#### [OBJECTIVE]
Find every line in the records below that contains the word "学写留言条", and copy each such line.

#### [DATA EXCERPTS]
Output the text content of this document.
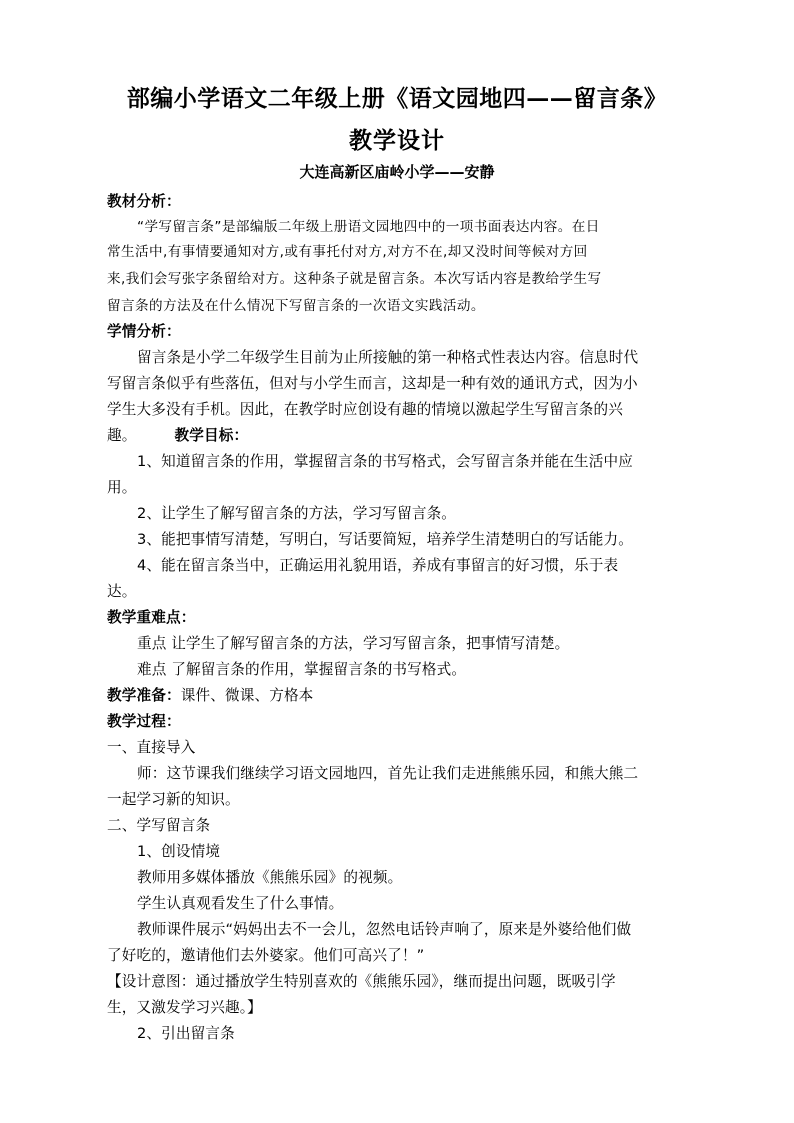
部编小学语文二年级上册《语文园地四——留言条》
教学设计
大连高新区庙岭小学——安静
教材分析：
“学写留言条”是部编版二年级上册语文园地四中的一项书面表达内容。在日
常生活中,有事情要通知对方,或有事托付对方,对方不在,却又没时间等候对方回
来,我们会写张字条留给对方。这种条子就是留言条。本次写话内容是教给学生写
留言条的方法及在什么情况下写留言条的一次语文实践活动。
学情分析：
留言条是小学二年级学生目前为止所接触的第一种格式性表达内容。信息时代
写留言条似乎有些落伍，但对与小学生而言，这却是一种有效的通讯方式，因为小
学生大多没有手机。因此，在教学时应创设有趣的情境以激起学生写留言条的兴
趣。	教学目标：
1、知道留言条的作用，掌握留言条的书写格式，会写留言条并能在生活中应
用。
2、让学生了解写留言条的方法，学习写留言条。
3、能把事情写清楚，写明白，写话要简短，培养学生清楚明白的写话能力。
4、能在留言条当中，正确运用礼貌用语，养成有事留言的好习惯，乐于表
达。
教学重难点：
重点 让学生了解写留言条的方法，学习写留言条，把事情写清楚。
难点 了解留言条的作用，掌握留言条的书写格式。
教学准备：课件、微课、方格本
教学过程：
一、直接导入
师：这节课我们继续学习语文园地四，首先让我们走进熊熊乐园，和熊大熊二
一起学习新的知识。
二、学写留言条
1、创设情境
教师用多媒体播放《熊熊乐园》的视频。
学生认真观看发生了什么事情。
教师课件展示“妈妈出去不一会儿，忽然电话铃声响了，原来是外婆给他们做
了好吃的，邀请他们去外婆家。他们可高兴了！”
【设计意图：通过播放学生特别喜欢的《熊熊乐园》，继而提出问题，既吸引学
生，又激发学习兴趣。】
2、引出留言条
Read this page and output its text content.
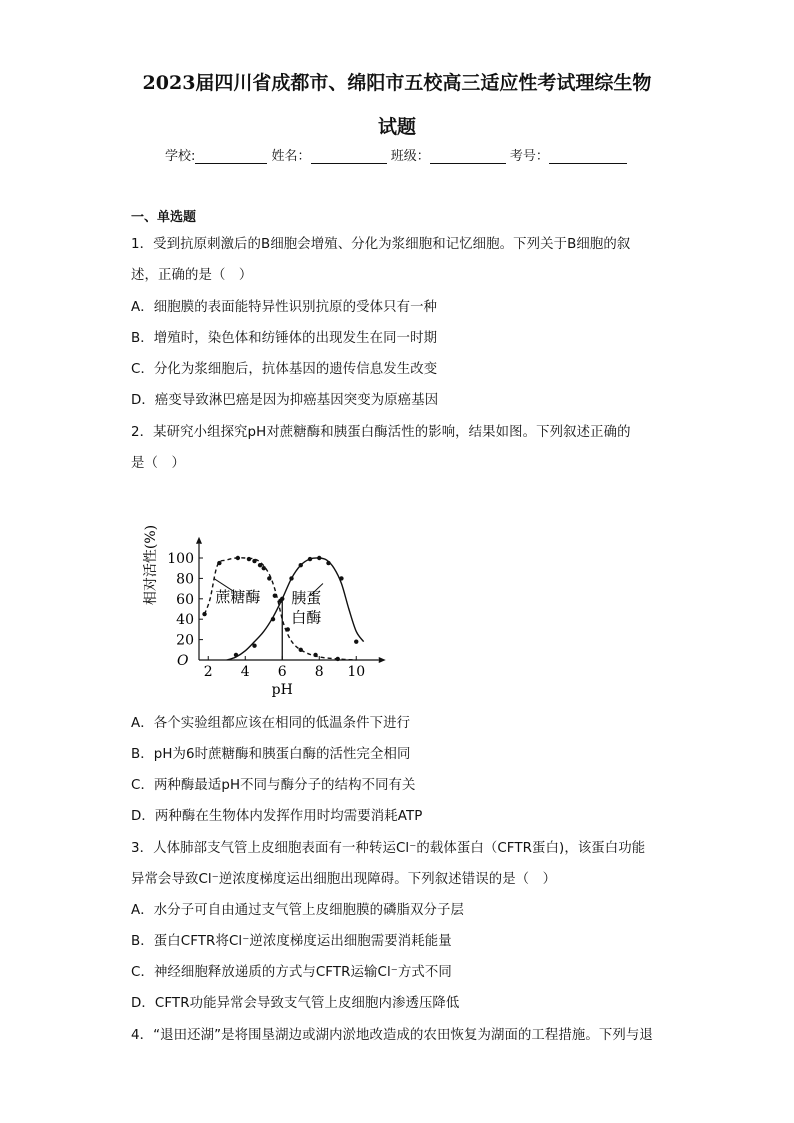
2023届四川省成都市、绵阳市五校高三适应性考试理综生物
试题
学校:	姓名：	班级：	考号：
一、单选题
1．受到抗原刺激后的B细胞会增殖、分化为浆细胞和记忆细胞。下列关于B细胞的叙
述，正确的是（　）
A．细胞膜的表面能特异性识别抗原的受体只有一种
B．增殖时，染色体和纺锤体的出现发生在同一时期
C．分化为浆细胞后，抗体基因的遗传信息发生改变
D．癌变导致淋巴癌是因为抑癌基因突变为原癌基因
2．某研究小组探究pH对蔗糖酶和胰蛋白酶活性的影响，结果如图。下列叙述正确的
是（　）
2 4 6 8 10
20
40
60
80
100
O
pH
相对活性(%)	蔗糖酶 胰蛋
白酶
A．各个实验组都应该在相同的低温条件下进行
B．pH为6时蔗糖酶和胰蛋白酶的活性完全相同
C．两种酶最适pH不同与酶分子的结构不同有关
D．两种酶在生物体内发挥作用时均需要消耗ATP
3．人体肺部支气管上皮细胞表面有一种转运Cl⁻的载体蛋白（CFTR蛋白)，该蛋白功能
异常会导致Cl⁻逆浓度梯度运出细胞出现障碍。下列叙述错误的是（　）
A．水分子可自由通过支气管上皮细胞膜的磷脂双分子层
B．蛋白CFTR将Cl⁻逆浓度梯度运出细胞需要消耗能量
C．神经细胞释放递质的方式与CFTR运输Cl⁻方式不同
D．CFTR功能异常会导致支气管上皮细胞内渗透压降低
4．“退田还湖”是将围垦湖边或湖内淤地改造成的农田恢复为湖面的工程措施。下列与退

#### [OUTPUT]
“学写留言条”是部编版二年级上册语文园地四中的一项书面表达内容。在日
二、学写留言条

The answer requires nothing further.